▶ [PROMPT]
Select, from the material below, each line with "谢谢你们" in it.

▶ [DATA LINES]

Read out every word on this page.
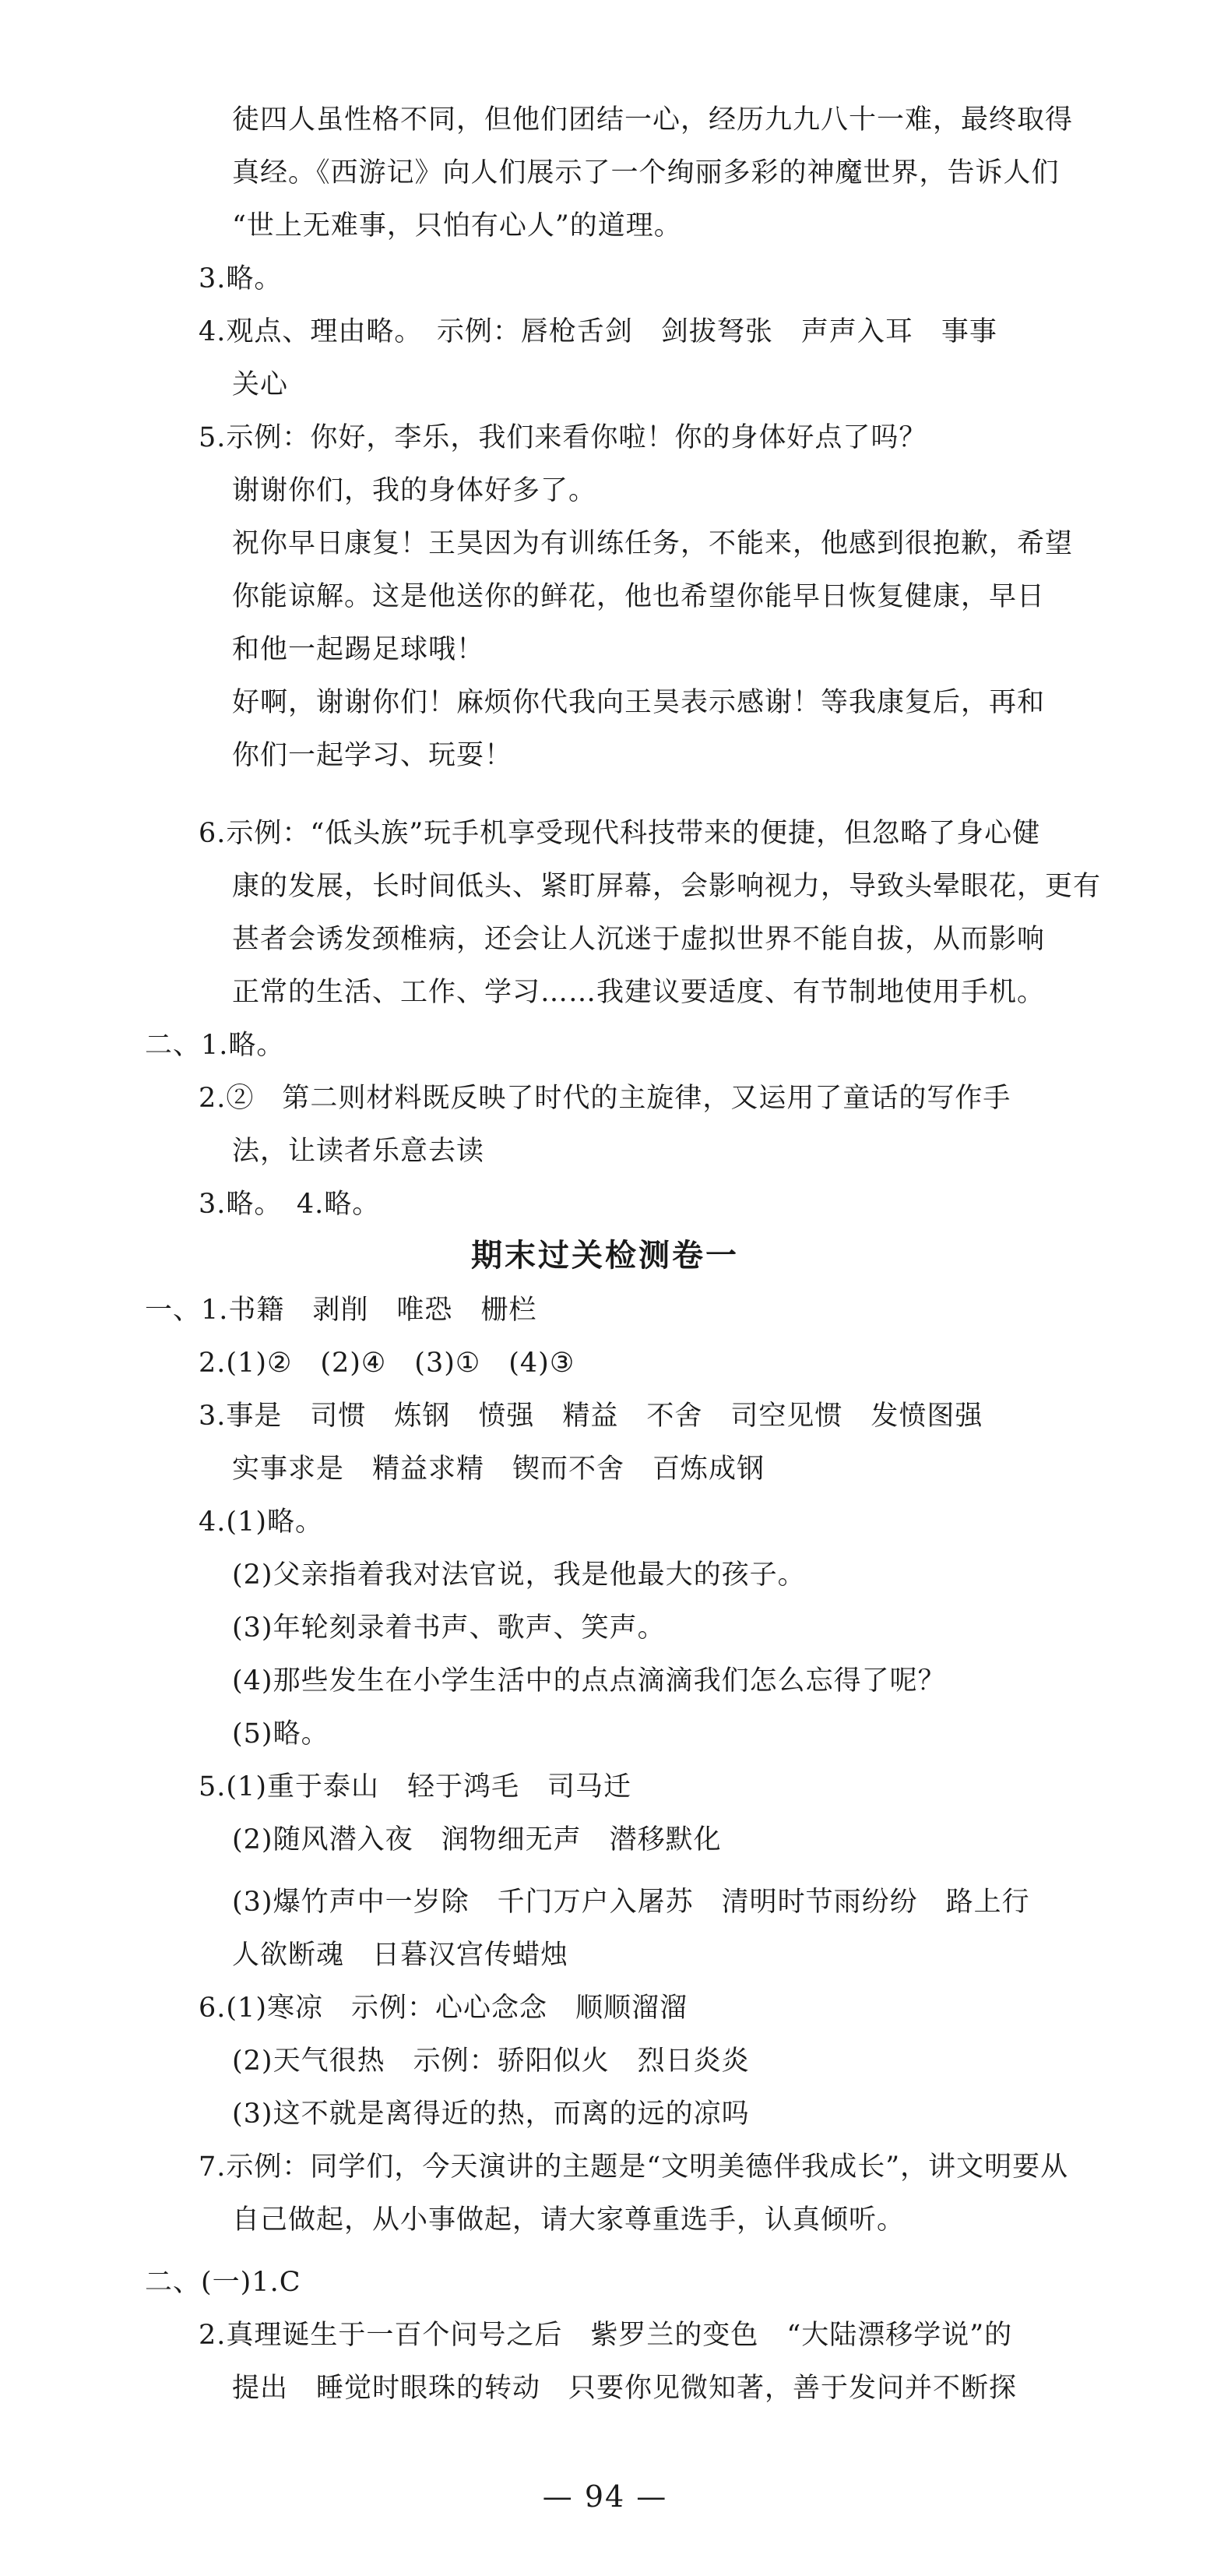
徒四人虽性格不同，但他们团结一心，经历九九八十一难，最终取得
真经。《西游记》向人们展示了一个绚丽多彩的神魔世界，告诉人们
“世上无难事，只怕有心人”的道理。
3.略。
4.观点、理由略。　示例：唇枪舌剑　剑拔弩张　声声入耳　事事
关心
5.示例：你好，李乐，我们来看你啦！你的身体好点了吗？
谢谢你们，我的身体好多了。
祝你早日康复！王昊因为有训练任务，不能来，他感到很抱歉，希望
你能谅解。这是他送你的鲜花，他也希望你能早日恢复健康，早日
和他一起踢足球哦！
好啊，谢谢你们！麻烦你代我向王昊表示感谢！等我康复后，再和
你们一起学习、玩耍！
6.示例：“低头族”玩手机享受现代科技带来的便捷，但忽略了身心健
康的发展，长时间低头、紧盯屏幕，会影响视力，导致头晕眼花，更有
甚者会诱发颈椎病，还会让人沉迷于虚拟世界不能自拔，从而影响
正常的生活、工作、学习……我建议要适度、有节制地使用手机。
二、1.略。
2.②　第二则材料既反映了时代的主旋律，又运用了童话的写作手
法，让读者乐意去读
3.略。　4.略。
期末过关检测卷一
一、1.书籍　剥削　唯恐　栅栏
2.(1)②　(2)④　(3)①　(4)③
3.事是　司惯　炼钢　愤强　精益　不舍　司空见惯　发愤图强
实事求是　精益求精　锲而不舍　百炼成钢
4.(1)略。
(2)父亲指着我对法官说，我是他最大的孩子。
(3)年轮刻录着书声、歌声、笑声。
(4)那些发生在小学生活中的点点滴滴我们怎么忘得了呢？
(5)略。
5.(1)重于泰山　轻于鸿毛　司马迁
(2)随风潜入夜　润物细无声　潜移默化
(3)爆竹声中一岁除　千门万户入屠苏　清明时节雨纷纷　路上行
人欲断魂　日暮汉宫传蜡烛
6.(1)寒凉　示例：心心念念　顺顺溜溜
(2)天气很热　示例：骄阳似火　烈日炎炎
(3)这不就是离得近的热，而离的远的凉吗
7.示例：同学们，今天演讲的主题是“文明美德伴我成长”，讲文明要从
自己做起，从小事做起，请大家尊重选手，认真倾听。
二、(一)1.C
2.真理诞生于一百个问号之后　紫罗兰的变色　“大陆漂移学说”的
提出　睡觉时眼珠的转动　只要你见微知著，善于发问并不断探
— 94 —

▶ [WRITTEN SOLUTION]
谢谢你们，我的身体好多了。
好啊，谢谢你们！麻烦你代我向王昊表示感谢！等我康复后，再和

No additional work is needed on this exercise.